_EXERCISE BRIEF_: Restate, word for word, all of the material shown below.

────

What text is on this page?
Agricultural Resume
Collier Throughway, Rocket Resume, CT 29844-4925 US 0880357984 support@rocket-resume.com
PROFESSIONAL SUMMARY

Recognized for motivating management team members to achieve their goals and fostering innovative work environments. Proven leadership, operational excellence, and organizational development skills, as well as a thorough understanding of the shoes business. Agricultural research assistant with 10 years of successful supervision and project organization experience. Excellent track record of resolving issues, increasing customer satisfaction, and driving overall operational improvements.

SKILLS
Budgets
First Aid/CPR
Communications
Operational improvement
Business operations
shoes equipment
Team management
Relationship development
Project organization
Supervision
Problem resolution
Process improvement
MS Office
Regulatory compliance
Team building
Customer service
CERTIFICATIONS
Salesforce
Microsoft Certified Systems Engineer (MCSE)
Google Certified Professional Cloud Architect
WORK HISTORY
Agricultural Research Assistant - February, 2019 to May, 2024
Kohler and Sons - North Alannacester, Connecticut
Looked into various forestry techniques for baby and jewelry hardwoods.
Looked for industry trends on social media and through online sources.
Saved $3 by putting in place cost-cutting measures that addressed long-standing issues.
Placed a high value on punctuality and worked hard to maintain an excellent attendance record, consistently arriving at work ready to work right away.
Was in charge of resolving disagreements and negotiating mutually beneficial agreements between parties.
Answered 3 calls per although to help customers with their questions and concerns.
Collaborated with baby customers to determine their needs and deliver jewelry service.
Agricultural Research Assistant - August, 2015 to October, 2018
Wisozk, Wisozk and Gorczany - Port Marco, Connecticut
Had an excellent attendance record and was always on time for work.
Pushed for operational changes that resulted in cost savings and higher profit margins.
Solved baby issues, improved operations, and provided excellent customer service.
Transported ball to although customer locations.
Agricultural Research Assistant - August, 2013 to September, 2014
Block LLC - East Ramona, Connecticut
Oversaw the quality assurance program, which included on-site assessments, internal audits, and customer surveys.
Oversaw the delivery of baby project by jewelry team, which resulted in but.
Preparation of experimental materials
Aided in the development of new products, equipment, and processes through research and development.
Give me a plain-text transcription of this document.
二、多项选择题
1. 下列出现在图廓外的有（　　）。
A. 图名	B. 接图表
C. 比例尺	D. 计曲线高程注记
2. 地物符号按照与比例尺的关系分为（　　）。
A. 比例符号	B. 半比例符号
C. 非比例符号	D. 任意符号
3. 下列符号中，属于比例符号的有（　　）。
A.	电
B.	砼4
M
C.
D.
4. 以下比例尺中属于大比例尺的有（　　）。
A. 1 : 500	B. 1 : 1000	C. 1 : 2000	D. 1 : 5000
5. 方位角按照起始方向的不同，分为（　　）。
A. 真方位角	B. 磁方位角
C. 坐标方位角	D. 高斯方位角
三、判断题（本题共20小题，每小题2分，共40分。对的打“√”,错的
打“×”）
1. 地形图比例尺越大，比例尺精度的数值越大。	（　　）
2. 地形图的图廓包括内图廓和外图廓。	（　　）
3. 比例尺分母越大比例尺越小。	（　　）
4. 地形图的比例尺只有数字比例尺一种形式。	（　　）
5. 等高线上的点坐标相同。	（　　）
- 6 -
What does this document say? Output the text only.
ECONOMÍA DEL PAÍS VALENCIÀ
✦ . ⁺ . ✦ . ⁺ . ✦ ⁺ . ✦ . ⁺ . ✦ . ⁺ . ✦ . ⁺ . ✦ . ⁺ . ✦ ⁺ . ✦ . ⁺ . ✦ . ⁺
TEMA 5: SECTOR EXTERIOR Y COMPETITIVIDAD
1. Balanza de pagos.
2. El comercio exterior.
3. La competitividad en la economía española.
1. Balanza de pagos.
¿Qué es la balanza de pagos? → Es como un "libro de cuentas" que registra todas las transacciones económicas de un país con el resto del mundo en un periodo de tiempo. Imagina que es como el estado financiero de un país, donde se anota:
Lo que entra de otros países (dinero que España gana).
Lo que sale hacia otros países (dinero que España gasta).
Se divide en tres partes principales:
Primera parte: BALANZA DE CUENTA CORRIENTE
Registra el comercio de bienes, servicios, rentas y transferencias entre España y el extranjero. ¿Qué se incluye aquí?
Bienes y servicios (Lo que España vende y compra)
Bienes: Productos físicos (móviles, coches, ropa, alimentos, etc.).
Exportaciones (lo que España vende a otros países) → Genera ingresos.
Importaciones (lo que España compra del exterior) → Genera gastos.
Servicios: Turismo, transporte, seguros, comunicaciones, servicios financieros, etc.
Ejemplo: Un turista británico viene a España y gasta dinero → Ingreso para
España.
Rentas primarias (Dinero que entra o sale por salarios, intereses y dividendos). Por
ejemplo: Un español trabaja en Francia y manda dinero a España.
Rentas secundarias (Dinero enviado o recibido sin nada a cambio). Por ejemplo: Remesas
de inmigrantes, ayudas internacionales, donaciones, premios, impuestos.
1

────

_SOLUTION BELOW_:
What text is on this page?
Agricultural Resume
Collier Throughway, Rocket Resume, CT 29844-4925 US 0880357984 support@rocket-resume.com
PROFESSIONAL SUMMARY

Recognized for motivating management team members to achieve their goals and fostering innovative work environments. Proven leadership, operational excellence, and organizational development skills, as well as a thorough understanding of the shoes business. Agricultural research assistant with 10 years of successful supervision and project organization experience. Excellent track record of resolving issues, increasing customer satisfaction, and driving overall operational improvements.

SKILLS
Budgets
First Aid/CPR
Communications
Operational improvement
Business operations
shoes equipment
Team management
Relationship development
Project organization
Supervision
Problem resolution
Process improvement
MS Office
Regulatory compliance
Team building
Customer service
CERTIFICATIONS
Salesforce
Microsoft Certified Systems Engineer (MCSE)
Google Certified Professional Cloud Architect
WORK HISTORY
Agricultural Research Assistant - February, 2019 to May, 2024
Kohler and Sons - North Alannacester, Connecticut
Looked into various forestry techniques for baby and jewelry hardwoods.
Looked for industry trends on social media and through online sources.
Saved $3 by putting in place cost-cutting measures that addressed long-standing issues.
Placed a high value on punctuality and worked hard to maintain an excellent attendance record, consistently arriving at work ready to work right away.
Was in charge of resolving disagreements and negotiating mutually beneficial agreements between parties.
Answered 3 calls per although to help customers with their questions and concerns.
Collaborated with baby customers to determine their needs and deliver jewelry service.
Agricultural Research Assistant - August, 2015 to October, 2018
Wisozk, Wisozk and Gorczany - Port Marco, Connecticut
Had an excellent attendance record and was always on time for work.
Pushed for operational changes that resulted in cost savings and higher profit margins.
Solved baby issues, improved operations, and provided excellent customer service.
Transported ball to although customer locations.
Agricultural Research Assistant - August, 2013 to September, 2014
Block LLC - East Ramona, Connecticut
Oversaw the quality assurance program, which included on-site assessments, internal audits, and customer surveys.
Oversaw the delivery of baby project by jewelry team, which resulted in but.
Preparation of experimental materials
Aided in the development of new products, equipment, and processes through research and development.
Give me a plain-text transcription of this document.
二、多项选择题
1. 下列出现在图廓外的有（　　）。
A. 图名	B. 接图表
C. 比例尺	D. 计曲线高程注记
2. 地物符号按照与比例尺的关系分为（　　）。
A. 比例符号	B. 半比例符号
C. 非比例符号	D. 任意符号
3. 下列符号中，属于比例符号的有（　　）。
A.	电
B.	砼4
M
C.
D.
4. 以下比例尺中属于大比例尺的有（　　）。
A. 1 : 500	B. 1 : 1000	C. 1 : 2000	D. 1 : 5000
5. 方位角按照起始方向的不同，分为（　　）。
A. 真方位角	B. 磁方位角
C. 坐标方位角	D. 高斯方位角
三、判断题（本题共20小题，每小题2分，共40分。对的打“√”,错的
打“×”）
1. 地形图比例尺越大，比例尺精度的数值越大。	（　　）
2. 地形图的图廓包括内图廓和外图廓。	（　　）
3. 比例尺分母越大比例尺越小。	（　　）
4. 地形图的比例尺只有数字比例尺一种形式。	（　　）
5. 等高线上的点坐标相同。	（　　）
- 6 -
What does this document say? Output the text only.
ECONOMÍA DEL PAÍS VALENCIÀ
✦ . ⁺ . ✦ . ⁺ . ✦ ⁺ . ✦ . ⁺ . ✦ . ⁺ . ✦ . ⁺ . ✦ . ⁺ . ✦ ⁺ . ✦ . ⁺ . ✦ . ⁺
TEMA 5: SECTOR EXTERIOR Y COMPETITIVIDAD
1. Balanza de pagos.
2. El comercio exterior.
3. La competitividad en la economía española.
1. Balanza de pagos.
¿Qué es la balanza de pagos? → Es como un "libro de cuentas" que registra todas las transacciones económicas de un país con el resto del mundo en un periodo de tiempo. Imagina que es como el estado financiero de un país, donde se anota:
Lo que entra de otros países (dinero que España gana).
Lo que sale hacia otros países (dinero que España gasta).
Se divide en tres partes principales:
Primera parte: BALANZA DE CUENTA CORRIENTE
Registra el comercio de bienes, servicios, rentas y transferencias entre España y el extranjero. ¿Qué se incluye aquí?
Bienes y servicios (Lo que España vende y compra)
Bienes: Productos físicos (móviles, coches, ropa, alimentos, etc.).
Exportaciones (lo que España vende a otros países) → Genera ingresos.
Importaciones (lo que España compra del exterior) → Genera gastos.
Servicios: Turismo, transporte, seguros, comunicaciones, servicios financieros, etc.
Ejemplo: Un turista británico viene a España y gasta dinero → Ingreso para
España.
Rentas primarias (Dinero que entra o sale por salarios, intereses y dividendos). Por
ejemplo: Un español trabaja en Francia y manda dinero a España.
Rentas secundarias (Dinero enviado o recibido sin nada a cambio). Por ejemplo: Remesas
de inmigrantes, ayudas internacionales, donaciones, premios, impuestos.
1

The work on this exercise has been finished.